■ **PROBLEM TO SOLVE**: Omit the images, then output each of the records below exactly.

Items from a figure collection:

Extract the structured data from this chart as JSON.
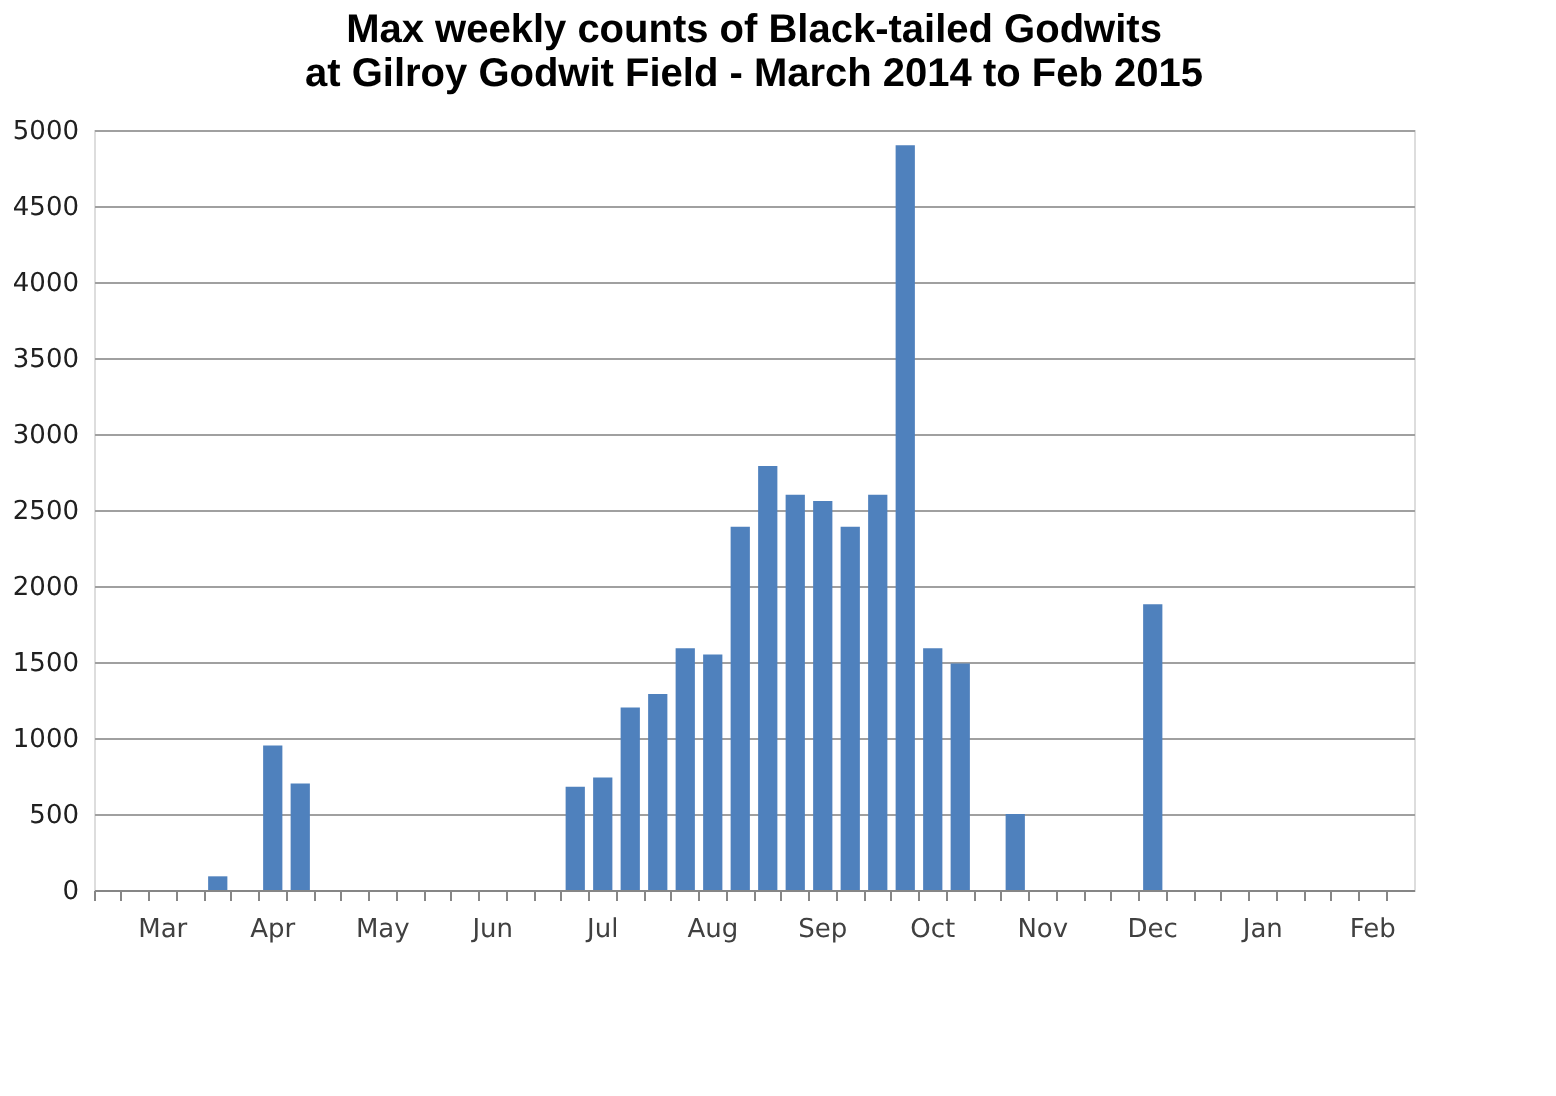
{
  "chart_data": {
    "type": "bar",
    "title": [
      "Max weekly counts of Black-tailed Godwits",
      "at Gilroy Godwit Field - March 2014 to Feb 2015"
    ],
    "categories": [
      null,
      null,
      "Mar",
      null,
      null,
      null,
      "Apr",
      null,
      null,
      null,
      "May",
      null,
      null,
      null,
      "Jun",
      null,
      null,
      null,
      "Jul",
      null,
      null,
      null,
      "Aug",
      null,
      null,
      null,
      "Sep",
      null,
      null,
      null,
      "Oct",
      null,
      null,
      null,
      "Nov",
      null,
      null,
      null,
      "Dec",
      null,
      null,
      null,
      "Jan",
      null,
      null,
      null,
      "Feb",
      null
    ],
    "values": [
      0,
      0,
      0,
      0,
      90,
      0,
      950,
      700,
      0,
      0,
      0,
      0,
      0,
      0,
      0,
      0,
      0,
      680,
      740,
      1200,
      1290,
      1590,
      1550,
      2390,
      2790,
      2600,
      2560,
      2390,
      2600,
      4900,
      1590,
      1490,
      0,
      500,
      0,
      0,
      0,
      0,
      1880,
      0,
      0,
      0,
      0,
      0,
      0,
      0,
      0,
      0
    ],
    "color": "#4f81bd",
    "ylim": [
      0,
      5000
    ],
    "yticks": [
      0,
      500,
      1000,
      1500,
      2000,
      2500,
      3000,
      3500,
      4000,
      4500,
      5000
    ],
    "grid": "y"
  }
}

■ **WRITTEN SOLUTION**:
Extract the structured data from this chart as JSON.
{
  "chart_data": {
    "type": "bar",
    "title": [
      "Max weekly counts of Black-tailed Godwits",
      "at Gilroy Godwit Field - March 2014 to Feb 2015"
    ],
    "categories": [
      null,
      null,
      "Mar",
      null,
      null,
      null,
      "Apr",
      null,
      null,
      null,
      "May",
      null,
      null,
      null,
      "Jun",
      null,
      null,
      null,
      "Jul",
      null,
      null,
      null,
      "Aug",
      null,
      null,
      null,
      "Sep",
      null,
      null,
      null,
      "Oct",
      null,
      null,
      null,
      "Nov",
      null,
      null,
      null,
      "Dec",
      null,
      null,
      null,
      "Jan",
      null,
      null,
      null,
      "Feb",
      null
    ],
    "values": [
      0,
      0,
      0,
      0,
      90,
      0,
      950,
      700,
      0,
      0,
      0,
      0,
      0,
      0,
      0,
      0,
      0,
      680,
      740,
      1200,
      1290,
      1590,
      1550,
      2390,
      2790,
      2600,
      2560,
      2390,
      2600,
      4900,
      1590,
      1490,
      0,
      500,
      0,
      0,
      0,
      0,
      1880,
      0,
      0,
      0,
      0,
      0,
      0,
      0,
      0,
      0
    ],
    "color": "#4f81bd",
    "ylim": [
      0,
      5000
    ],
    "yticks": [
      0,
      500,
      1000,
      1500,
      2000,
      2500,
      3000,
      3500,
      4000,
      4500,
      5000
    ],
    "grid": "y"
  }
}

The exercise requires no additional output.